» **Record excerpts**
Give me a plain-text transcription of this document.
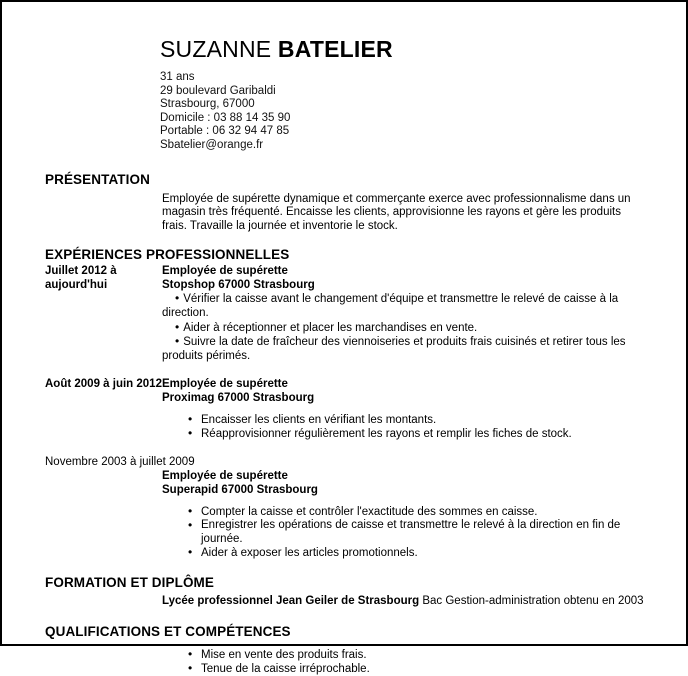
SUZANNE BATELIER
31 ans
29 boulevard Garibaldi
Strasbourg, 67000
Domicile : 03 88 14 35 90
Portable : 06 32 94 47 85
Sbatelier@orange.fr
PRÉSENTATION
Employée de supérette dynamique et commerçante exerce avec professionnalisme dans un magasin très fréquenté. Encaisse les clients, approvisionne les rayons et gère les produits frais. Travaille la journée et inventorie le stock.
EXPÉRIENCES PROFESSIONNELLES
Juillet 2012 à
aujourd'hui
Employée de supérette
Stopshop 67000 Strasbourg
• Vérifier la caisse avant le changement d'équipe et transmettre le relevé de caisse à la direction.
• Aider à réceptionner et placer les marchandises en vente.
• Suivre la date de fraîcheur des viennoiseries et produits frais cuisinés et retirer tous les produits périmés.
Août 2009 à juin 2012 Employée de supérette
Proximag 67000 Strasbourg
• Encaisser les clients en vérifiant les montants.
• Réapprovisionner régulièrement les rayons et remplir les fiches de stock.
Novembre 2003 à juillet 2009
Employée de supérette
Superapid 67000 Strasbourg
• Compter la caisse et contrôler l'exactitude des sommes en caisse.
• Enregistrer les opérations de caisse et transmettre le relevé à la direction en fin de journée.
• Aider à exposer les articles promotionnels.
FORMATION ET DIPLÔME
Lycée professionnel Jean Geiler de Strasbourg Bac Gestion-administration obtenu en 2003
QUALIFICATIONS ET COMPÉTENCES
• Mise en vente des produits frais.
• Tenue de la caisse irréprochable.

» **Work required**
Using the records above, list each line that includes "relevé".

» **Written reply**
• Vérifier la caisse avant le changement d'équipe et transmettre le relevé de caisse à la direction.
• Enregistrer les opérations de caisse et transmettre le relevé à la direction en fin de journée.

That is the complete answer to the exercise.